Exercise aim: Copy every entry word for word. Skip the pictures.

Recorded data:
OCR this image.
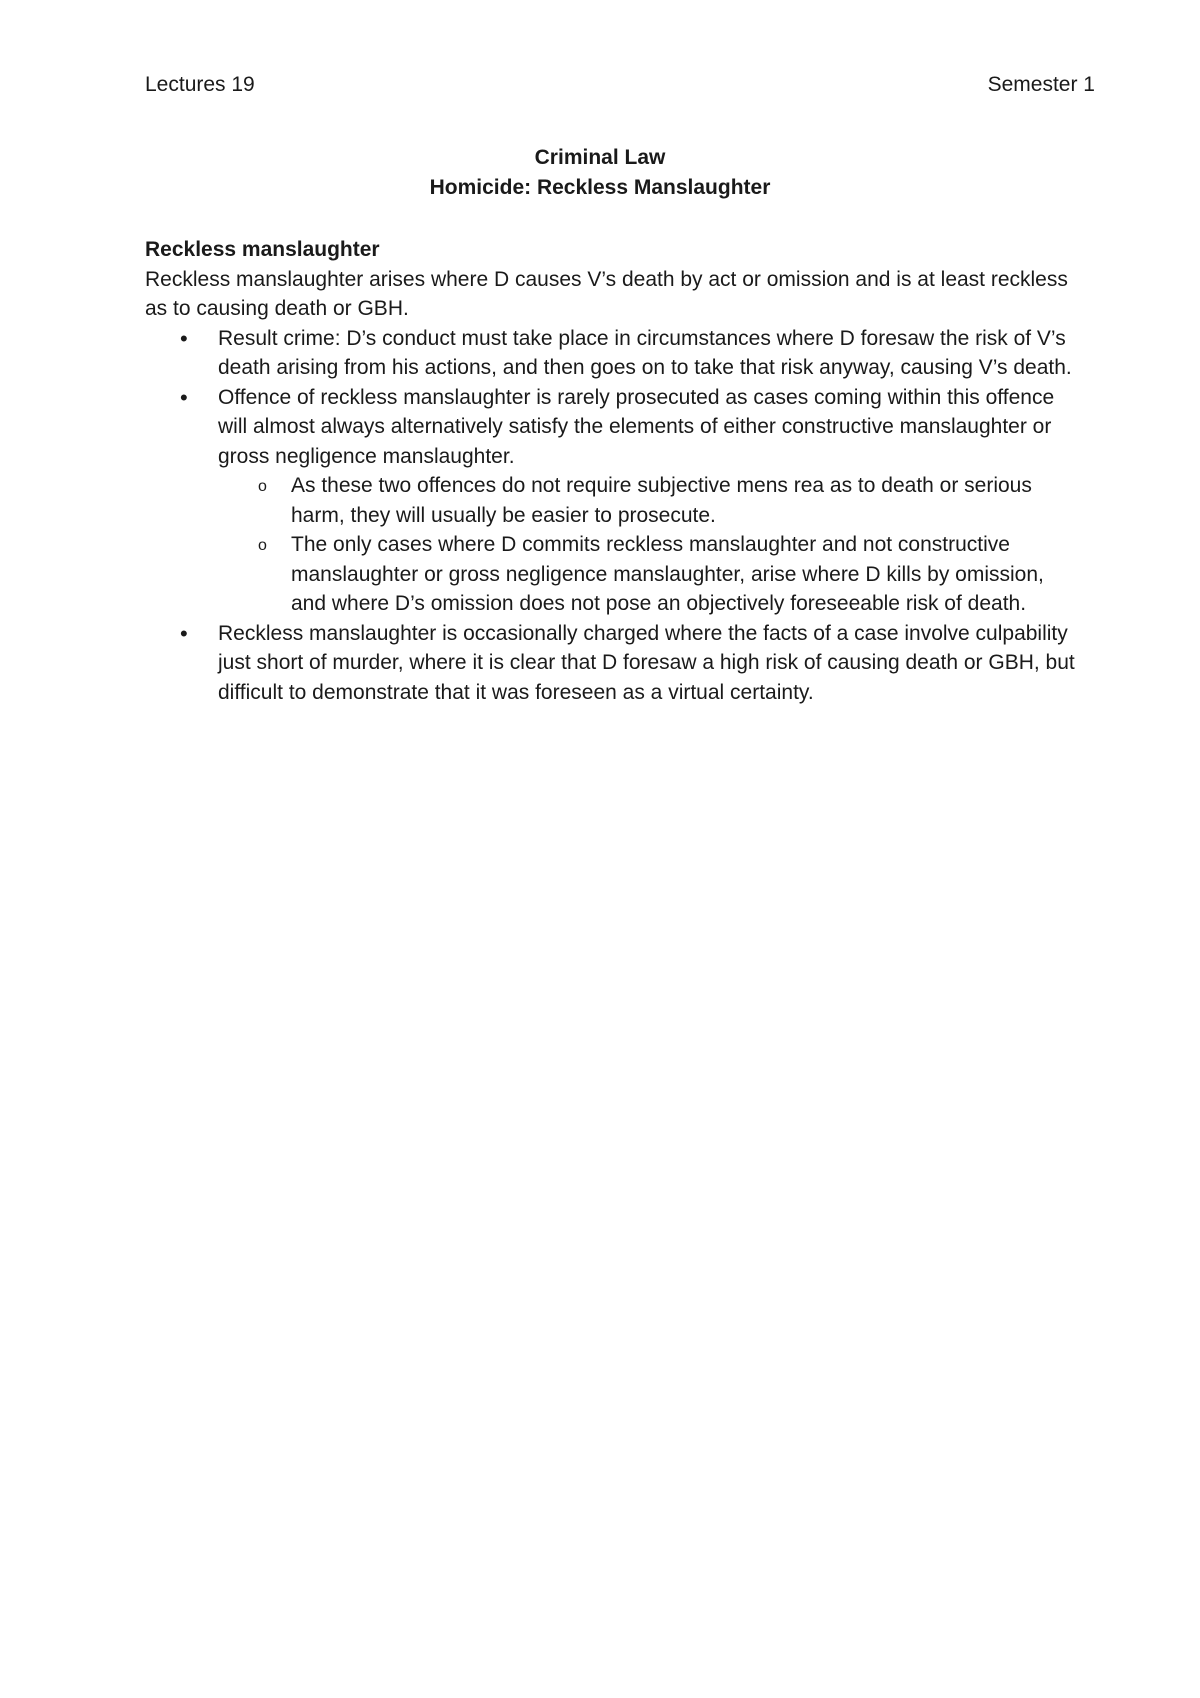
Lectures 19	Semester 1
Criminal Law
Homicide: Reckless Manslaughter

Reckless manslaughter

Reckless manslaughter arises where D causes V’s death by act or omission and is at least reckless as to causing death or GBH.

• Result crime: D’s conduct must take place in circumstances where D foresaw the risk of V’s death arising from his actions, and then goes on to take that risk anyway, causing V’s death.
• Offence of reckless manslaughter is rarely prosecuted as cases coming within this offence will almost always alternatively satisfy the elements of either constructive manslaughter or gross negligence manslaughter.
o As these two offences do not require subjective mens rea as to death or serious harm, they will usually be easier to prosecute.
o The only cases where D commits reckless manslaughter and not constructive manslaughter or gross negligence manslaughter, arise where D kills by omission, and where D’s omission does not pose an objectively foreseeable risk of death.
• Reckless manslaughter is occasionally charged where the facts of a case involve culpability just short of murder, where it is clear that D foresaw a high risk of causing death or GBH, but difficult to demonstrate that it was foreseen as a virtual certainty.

Written solution:
OCR this image.
Lectures 19	Semester 1
Criminal Law
Homicide: Reckless Manslaughter

Reckless manslaughter

Reckless manslaughter arises where D causes V’s death by act or omission and is at least reckless as to causing death or GBH.

• Result crime: D’s conduct must take place in circumstances where D foresaw the risk of V’s death arising from his actions, and then goes on to take that risk anyway, causing V’s death.
• Offence of reckless manslaughter is rarely prosecuted as cases coming within this offence will almost always alternatively satisfy the elements of either constructive manslaughter or gross negligence manslaughter.
o As these two offences do not require subjective mens rea as to death or serious harm, they will usually be easier to prosecute.
o The only cases where D commits reckless manslaughter and not constructive manslaughter or gross negligence manslaughter, arise where D kills by omission, and where D’s omission does not pose an objectively foreseeable risk of death.
• Reckless manslaughter is occasionally charged where the facts of a case involve culpability just short of murder, where it is clear that D foresaw a high risk of causing death or GBH, but difficult to demonstrate that it was foreseen as a virtual certainty.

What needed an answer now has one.